____ Material for this task

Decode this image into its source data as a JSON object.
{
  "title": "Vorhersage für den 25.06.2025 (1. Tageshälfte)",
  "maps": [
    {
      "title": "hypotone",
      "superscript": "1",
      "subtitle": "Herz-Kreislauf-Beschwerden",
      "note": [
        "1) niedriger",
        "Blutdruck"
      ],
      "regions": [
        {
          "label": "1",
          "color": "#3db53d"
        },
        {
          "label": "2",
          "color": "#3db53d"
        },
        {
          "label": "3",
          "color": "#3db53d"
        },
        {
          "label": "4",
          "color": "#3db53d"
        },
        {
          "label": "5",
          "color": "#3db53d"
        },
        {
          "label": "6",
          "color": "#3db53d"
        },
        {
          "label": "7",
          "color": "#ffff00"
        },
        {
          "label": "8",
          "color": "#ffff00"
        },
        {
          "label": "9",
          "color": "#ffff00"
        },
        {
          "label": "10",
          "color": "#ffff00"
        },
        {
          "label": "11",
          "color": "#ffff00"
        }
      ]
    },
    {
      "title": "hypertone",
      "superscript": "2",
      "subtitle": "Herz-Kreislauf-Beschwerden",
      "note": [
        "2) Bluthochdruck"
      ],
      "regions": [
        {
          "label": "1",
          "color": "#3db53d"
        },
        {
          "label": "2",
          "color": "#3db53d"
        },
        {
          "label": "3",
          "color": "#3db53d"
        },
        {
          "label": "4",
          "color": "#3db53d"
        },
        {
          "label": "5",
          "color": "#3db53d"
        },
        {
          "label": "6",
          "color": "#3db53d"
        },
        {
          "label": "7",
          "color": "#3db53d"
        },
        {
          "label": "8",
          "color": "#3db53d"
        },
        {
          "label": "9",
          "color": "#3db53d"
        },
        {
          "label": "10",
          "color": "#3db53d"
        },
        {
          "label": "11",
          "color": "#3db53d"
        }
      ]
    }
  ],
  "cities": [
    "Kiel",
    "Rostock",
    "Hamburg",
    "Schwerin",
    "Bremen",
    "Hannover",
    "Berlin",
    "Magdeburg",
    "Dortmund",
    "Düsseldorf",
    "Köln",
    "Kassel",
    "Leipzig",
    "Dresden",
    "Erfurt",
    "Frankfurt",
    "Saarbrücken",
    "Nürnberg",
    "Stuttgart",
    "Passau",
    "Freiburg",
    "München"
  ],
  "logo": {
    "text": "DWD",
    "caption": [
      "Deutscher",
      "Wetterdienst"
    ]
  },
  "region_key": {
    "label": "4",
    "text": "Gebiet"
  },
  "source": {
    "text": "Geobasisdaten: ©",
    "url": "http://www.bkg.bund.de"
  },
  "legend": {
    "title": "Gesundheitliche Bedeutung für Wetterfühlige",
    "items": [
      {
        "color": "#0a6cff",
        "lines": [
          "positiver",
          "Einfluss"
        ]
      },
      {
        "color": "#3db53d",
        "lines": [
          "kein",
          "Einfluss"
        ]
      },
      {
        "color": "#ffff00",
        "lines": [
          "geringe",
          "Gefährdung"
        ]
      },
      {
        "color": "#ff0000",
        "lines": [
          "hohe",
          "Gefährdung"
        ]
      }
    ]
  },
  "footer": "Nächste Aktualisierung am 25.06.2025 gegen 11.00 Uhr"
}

________

▶ [Stated goal] Return every entry exactly as given.

▶ [Solution to the problem]
Decode this image into its source data as a JSON object.
{
  "title": "Vorhersage für den 25.06.2025 (1. Tageshälfte)",
  "maps": [
    {
      "title": "hypotone",
      "superscript": "1",
      "subtitle": "Herz-Kreislauf-Beschwerden",
      "note": [
        "1) niedriger",
        "Blutdruck"
      ],
      "regions": [
        {
          "label": "1",
          "color": "#3db53d"
        },
        {
          "label": "2",
          "color": "#3db53d"
        },
        {
          "label": "3",
          "color": "#3db53d"
        },
        {
          "label": "4",
          "color": "#3db53d"
        },
        {
          "label": "5",
          "color": "#3db53d"
        },
        {
          "label": "6",
          "color": "#3db53d"
        },
        {
          "label": "7",
          "color": "#ffff00"
        },
        {
          "label": "8",
          "color": "#ffff00"
        },
        {
          "label": "9",
          "color": "#ffff00"
        },
        {
          "label": "10",
          "color": "#ffff00"
        },
        {
          "label": "11",
          "color": "#ffff00"
        }
      ]
    },
    {
      "title": "hypertone",
      "superscript": "2",
      "subtitle": "Herz-Kreislauf-Beschwerden",
      "note": [
        "2) Bluthochdruck"
      ],
      "regions": [
        {
          "label": "1",
          "color": "#3db53d"
        },
        {
          "label": "2",
          "color": "#3db53d"
        },
        {
          "label": "3",
          "color": "#3db53d"
        },
        {
          "label": "4",
          "color": "#3db53d"
        },
        {
          "label": "5",
          "color": "#3db53d"
        },
        {
          "label": "6",
          "color": "#3db53d"
        },
        {
          "label": "7",
          "color": "#3db53d"
        },
        {
          "label": "8",
          "color": "#3db53d"
        },
        {
          "label": "9",
          "color": "#3db53d"
        },
        {
          "label": "10",
          "color": "#3db53d"
        },
        {
          "label": "11",
          "color": "#3db53d"
        }
      ]
    }
  ],
  "cities": [
    "Kiel",
    "Rostock",
    "Hamburg",
    "Schwerin",
    "Bremen",
    "Hannover",
    "Berlin",
    "Magdeburg",
    "Dortmund",
    "Düsseldorf",
    "Köln",
    "Kassel",
    "Leipzig",
    "Dresden",
    "Erfurt",
    "Frankfurt",
    "Saarbrücken",
    "Nürnberg",
    "Stuttgart",
    "Passau",
    "Freiburg",
    "München"
  ],
  "logo": {
    "text": "DWD",
    "caption": [
      "Deutscher",
      "Wetterdienst"
    ]
  },
  "region_key": {
    "label": "4",
    "text": "Gebiet"
  },
  "source": {
    "text": "Geobasisdaten: ©",
    "url": "http://www.bkg.bund.de"
  },
  "legend": {
    "title": "Gesundheitliche Bedeutung für Wetterfühlige",
    "items": [
      {
        "color": "#0a6cff",
        "lines": [
          "positiver",
          "Einfluss"
        ]
      },
      {
        "color": "#3db53d",
        "lines": [
          "kein",
          "Einfluss"
        ]
      },
      {
        "color": "#ffff00",
        "lines": [
          "geringe",
          "Gefährdung"
        ]
      },
      {
        "color": "#ff0000",
        "lines": [
          "hohe",
          "Gefährdung"
        ]
      }
    ]
  },
  "footer": "Nächste Aktualisierung am 25.06.2025 gegen 11.00 Uhr"
}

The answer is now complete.